## Task brief:
Go through the records and extract every line with the word "هستند".

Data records

◇ ◇ ◇ ◇

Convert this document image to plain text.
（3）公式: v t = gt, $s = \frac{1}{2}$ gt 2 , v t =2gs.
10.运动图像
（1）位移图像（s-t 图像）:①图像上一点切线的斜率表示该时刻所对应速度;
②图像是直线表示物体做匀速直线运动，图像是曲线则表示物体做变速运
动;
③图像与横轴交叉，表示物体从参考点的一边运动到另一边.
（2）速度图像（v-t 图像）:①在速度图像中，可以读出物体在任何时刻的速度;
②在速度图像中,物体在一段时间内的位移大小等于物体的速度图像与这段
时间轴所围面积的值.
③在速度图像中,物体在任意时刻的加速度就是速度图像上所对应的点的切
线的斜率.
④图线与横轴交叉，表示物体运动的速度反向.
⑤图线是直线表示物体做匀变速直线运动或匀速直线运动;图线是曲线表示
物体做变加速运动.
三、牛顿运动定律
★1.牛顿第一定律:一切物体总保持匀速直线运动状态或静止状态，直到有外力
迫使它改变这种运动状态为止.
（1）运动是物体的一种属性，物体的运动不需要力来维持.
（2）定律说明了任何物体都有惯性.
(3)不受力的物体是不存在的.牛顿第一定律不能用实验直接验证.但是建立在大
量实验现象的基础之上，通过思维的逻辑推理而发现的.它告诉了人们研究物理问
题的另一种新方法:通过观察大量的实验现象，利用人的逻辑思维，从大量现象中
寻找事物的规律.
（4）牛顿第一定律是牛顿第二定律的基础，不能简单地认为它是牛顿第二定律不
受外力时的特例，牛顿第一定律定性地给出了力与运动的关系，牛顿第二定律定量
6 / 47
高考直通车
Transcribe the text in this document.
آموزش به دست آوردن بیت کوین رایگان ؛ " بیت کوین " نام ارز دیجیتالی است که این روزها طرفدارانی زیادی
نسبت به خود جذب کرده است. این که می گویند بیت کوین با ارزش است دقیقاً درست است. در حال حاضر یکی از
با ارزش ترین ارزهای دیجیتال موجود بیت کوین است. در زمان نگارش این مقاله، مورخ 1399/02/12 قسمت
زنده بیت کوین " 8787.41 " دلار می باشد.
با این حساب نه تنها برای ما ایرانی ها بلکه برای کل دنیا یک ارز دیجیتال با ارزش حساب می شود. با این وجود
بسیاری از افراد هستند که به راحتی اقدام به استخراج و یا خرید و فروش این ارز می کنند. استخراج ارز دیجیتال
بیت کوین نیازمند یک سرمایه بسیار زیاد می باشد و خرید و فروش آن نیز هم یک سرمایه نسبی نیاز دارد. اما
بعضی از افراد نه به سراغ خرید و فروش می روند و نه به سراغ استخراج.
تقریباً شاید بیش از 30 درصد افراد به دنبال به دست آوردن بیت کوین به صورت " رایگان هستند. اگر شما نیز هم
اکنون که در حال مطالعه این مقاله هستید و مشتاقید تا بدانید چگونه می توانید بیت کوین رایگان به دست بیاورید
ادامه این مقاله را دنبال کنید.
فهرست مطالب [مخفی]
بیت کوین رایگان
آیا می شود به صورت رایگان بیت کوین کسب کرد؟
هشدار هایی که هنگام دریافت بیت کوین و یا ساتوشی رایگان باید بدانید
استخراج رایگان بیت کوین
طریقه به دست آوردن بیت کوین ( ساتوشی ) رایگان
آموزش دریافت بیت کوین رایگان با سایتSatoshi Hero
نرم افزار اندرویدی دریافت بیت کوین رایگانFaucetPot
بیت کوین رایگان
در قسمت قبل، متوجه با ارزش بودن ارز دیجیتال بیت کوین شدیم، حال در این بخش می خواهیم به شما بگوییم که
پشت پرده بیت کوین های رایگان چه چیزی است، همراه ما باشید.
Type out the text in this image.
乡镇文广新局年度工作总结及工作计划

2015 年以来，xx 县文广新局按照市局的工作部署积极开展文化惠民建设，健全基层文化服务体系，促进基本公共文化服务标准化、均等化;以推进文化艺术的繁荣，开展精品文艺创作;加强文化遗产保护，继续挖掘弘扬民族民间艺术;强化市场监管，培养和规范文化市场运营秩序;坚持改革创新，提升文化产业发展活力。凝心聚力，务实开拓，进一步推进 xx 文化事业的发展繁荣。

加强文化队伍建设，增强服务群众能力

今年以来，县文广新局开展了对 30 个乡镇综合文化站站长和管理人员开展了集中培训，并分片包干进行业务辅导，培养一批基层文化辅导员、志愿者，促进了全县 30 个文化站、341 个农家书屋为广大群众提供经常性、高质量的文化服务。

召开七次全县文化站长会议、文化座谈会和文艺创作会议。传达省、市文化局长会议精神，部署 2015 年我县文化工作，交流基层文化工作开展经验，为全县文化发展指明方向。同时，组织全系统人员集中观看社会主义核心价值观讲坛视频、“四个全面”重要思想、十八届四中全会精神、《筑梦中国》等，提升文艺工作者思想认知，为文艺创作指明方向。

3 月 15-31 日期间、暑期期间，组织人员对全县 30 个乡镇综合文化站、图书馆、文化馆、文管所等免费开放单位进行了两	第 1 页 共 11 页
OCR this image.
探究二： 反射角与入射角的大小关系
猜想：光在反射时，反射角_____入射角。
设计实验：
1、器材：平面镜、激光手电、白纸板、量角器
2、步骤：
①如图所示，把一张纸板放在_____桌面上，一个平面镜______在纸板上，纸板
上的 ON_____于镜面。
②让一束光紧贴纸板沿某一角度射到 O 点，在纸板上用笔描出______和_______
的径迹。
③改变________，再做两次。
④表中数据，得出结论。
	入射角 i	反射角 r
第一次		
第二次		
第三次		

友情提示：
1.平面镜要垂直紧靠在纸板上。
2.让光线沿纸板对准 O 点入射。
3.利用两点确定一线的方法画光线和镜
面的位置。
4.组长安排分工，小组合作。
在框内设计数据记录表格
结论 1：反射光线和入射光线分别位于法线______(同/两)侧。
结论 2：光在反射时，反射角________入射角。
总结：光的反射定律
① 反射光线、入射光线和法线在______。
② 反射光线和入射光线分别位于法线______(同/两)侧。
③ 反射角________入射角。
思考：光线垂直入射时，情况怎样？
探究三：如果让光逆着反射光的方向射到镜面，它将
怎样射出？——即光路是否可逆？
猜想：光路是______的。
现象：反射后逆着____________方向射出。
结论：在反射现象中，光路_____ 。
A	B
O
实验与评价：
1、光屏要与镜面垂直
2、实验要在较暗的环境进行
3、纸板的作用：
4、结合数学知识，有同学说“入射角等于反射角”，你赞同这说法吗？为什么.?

◇ ◇ ◇ ◇

## The output:
بسیاری از افراد هستند که به راحتی اقدام به استخراج و یا خرید و فروش این ارز می کنند. استخراج ارز دیجیتال
تقریباً شاید بیش از 30 درصد افراد به دنبال به دست آوردن بیت کوین به صورت " رایگان هستند. اگر شما نیز هم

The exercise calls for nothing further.